─── EXTRACTED MATERIAL

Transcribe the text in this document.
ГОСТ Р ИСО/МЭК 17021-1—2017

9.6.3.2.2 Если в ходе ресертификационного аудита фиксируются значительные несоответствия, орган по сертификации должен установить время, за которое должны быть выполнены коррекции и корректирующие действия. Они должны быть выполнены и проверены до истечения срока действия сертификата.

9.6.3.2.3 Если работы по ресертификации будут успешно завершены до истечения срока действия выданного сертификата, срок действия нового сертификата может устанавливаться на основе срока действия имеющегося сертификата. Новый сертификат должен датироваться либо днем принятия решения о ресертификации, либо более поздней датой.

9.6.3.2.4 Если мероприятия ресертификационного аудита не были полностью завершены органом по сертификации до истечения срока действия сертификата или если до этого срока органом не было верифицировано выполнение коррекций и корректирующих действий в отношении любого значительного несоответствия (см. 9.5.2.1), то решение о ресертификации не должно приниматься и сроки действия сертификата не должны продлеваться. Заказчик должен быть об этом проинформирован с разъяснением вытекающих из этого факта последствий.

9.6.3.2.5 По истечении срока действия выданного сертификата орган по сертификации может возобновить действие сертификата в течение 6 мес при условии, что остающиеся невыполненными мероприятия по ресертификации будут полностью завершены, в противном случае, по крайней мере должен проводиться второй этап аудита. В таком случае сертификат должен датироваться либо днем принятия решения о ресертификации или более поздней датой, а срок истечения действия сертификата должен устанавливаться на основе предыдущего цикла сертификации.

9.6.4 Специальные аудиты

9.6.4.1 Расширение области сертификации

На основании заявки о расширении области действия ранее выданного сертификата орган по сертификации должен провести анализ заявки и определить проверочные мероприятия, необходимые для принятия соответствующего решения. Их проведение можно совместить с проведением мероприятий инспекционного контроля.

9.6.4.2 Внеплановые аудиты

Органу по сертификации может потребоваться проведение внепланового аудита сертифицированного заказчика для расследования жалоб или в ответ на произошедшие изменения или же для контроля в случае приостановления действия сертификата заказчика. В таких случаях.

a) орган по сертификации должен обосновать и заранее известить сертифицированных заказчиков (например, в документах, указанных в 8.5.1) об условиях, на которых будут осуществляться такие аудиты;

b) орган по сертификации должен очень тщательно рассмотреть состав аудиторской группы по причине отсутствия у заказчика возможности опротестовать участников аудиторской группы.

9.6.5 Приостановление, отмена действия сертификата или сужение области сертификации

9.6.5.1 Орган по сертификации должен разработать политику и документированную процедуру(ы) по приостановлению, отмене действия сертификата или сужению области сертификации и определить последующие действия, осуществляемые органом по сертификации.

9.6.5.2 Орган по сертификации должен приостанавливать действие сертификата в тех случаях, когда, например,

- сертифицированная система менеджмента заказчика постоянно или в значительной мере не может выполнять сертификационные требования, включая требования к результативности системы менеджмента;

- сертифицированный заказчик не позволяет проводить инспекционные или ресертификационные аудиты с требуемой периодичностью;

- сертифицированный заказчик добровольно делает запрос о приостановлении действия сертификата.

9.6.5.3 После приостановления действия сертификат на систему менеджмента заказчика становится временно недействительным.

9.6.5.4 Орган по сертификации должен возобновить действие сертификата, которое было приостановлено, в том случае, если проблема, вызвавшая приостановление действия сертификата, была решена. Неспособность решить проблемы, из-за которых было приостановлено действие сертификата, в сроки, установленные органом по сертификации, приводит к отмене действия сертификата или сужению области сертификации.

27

──────

● **EXERCISE TASK**
Exact output of every entry is required.

● **WORKED SOLUTION**
Transcribe the text in this document.
ГОСТ Р ИСО/МЭК 17021-1—2017

9.6.3.2.2 Если в ходе ресертификационного аудита фиксируются значительные несоответствия, орган по сертификации должен установить время, за которое должны быть выполнены коррекции и корректирующие действия. Они должны быть выполнены и проверены до истечения срока действия сертификата.

9.6.3.2.3 Если работы по ресертификации будут успешно завершены до истечения срока действия выданного сертификата, срок действия нового сертификата может устанавливаться на основе срока действия имеющегося сертификата. Новый сертификат должен датироваться либо днем принятия решения о ресертификации, либо более поздней датой.

9.6.3.2.4 Если мероприятия ресертификационного аудита не были полностью завершены органом по сертификации до истечения срока действия сертификата или если до этого срока органом не было верифицировано выполнение коррекций и корректирующих действий в отношении любого значительного несоответствия (см. 9.5.2.1), то решение о ресертификации не должно приниматься и сроки действия сертификата не должны продлеваться. Заказчик должен быть об этом проинформирован с разъяснением вытекающих из этого факта последствий.

9.6.3.2.5 По истечении срока действия выданного сертификата орган по сертификации может возобновить действие сертификата в течение 6 мес при условии, что остающиеся невыполненными мероприятия по ресертификации будут полностью завершены, в противном случае, по крайней мере должен проводиться второй этап аудита. В таком случае сертификат должен датироваться либо днем принятия решения о ресертификации или более поздней датой, а срок истечения действия сертификата должен устанавливаться на основе предыдущего цикла сертификации.

9.6.4 Специальные аудиты

9.6.4.1 Расширение области сертификации

На основании заявки о расширении области действия ранее выданного сертификата орган по сертификации должен провести анализ заявки и определить проверочные мероприятия, необходимые для принятия соответствующего решения. Их проведение можно совместить с проведением мероприятий инспекционного контроля.

9.6.4.2 Внеплановые аудиты

Органу по сертификации может потребоваться проведение внепланового аудита сертифицированного заказчика для расследования жалоб или в ответ на произошедшие изменения или же для контроля в случае приостановления действия сертификата заказчика. В таких случаях.

a) орган по сертификации должен обосновать и заранее известить сертифицированных заказчиков (например, в документах, указанных в 8.5.1) об условиях, на которых будут осуществляться такие аудиты;

b) орган по сертификации должен очень тщательно рассмотреть состав аудиторской группы по причине отсутствия у заказчика возможности опротестовать участников аудиторской группы.

9.6.5 Приостановление, отмена действия сертификата или сужение области сертификации

9.6.5.1 Орган по сертификации должен разработать политику и документированную процедуру(ы) по приостановлению, отмене действия сертификата или сужению области сертификации и определить последующие действия, осуществляемые органом по сертификации.

9.6.5.2 Орган по сертификации должен приостанавливать действие сертификата в тех случаях, когда, например,

- сертифицированная система менеджмента заказчика постоянно или в значительной мере не может выполнять сертификационные требования, включая требования к результативности системы менеджмента;

- сертифицированный заказчик не позволяет проводить инспекционные или ресертификационные аудиты с требуемой периодичностью;

- сертифицированный заказчик добровольно делает запрос о приостановлении действия сертификата.

9.6.5.3 После приостановления действия сертификат на систему менеджмента заказчика становится временно недействительным.

9.6.5.4 Орган по сертификации должен возобновить действие сертификата, которое было приостановлено, в том случае, если проблема, вызвавшая приостановление действия сертификата, была решена. Неспособность решить проблемы, из-за которых было приостановлено действие сертификата, в сроки, установленные органом по сертификации, приводит к отмене действия сертификата или сужению области сертификации.

27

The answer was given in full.